## Begin

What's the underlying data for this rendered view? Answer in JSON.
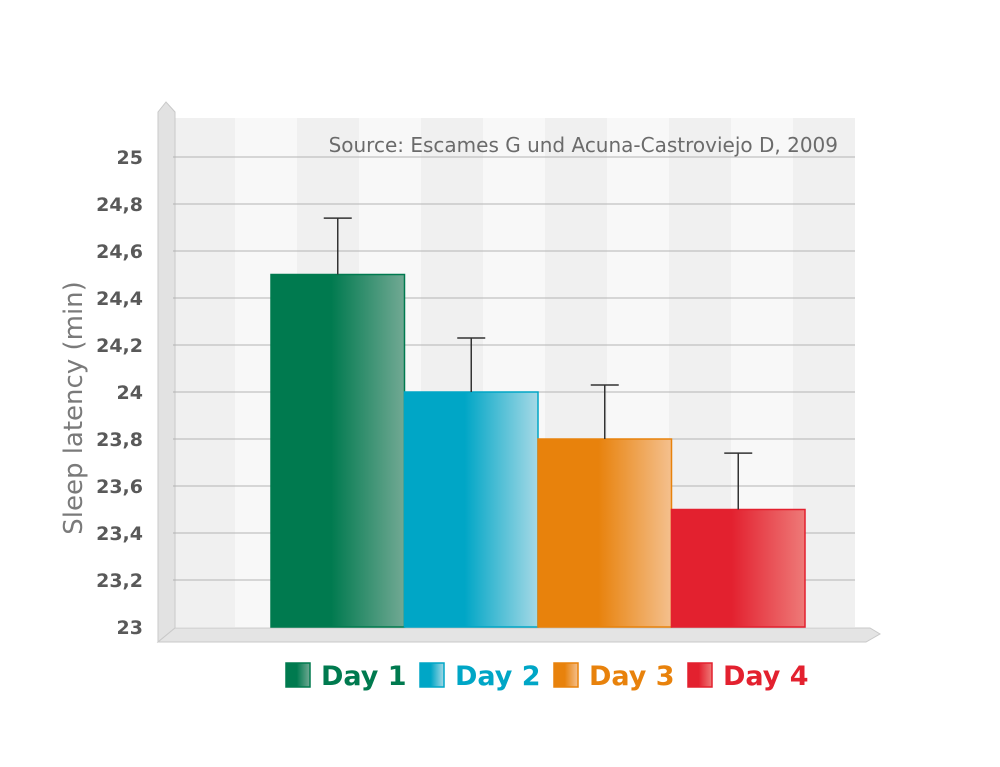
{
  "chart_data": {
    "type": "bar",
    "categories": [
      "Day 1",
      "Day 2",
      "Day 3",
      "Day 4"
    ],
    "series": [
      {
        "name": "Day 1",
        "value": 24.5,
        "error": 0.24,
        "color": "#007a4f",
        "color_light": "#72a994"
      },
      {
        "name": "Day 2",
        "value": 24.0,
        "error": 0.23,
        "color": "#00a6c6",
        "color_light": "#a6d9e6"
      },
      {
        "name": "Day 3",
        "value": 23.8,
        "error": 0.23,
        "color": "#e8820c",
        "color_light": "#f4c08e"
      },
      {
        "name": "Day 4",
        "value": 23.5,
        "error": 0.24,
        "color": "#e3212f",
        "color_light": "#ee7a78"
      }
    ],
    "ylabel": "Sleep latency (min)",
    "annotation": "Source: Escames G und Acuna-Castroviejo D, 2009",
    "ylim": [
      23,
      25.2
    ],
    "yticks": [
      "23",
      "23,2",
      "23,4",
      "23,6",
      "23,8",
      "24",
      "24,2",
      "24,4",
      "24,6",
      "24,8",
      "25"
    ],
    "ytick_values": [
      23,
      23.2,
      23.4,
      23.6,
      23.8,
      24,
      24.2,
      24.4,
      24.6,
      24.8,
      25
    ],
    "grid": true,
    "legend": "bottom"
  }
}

## End

● **GIVEN TASK**: State the count of lines with the word "name" in them, and write nothing else.

● **EXPECTED ANSWER**: 4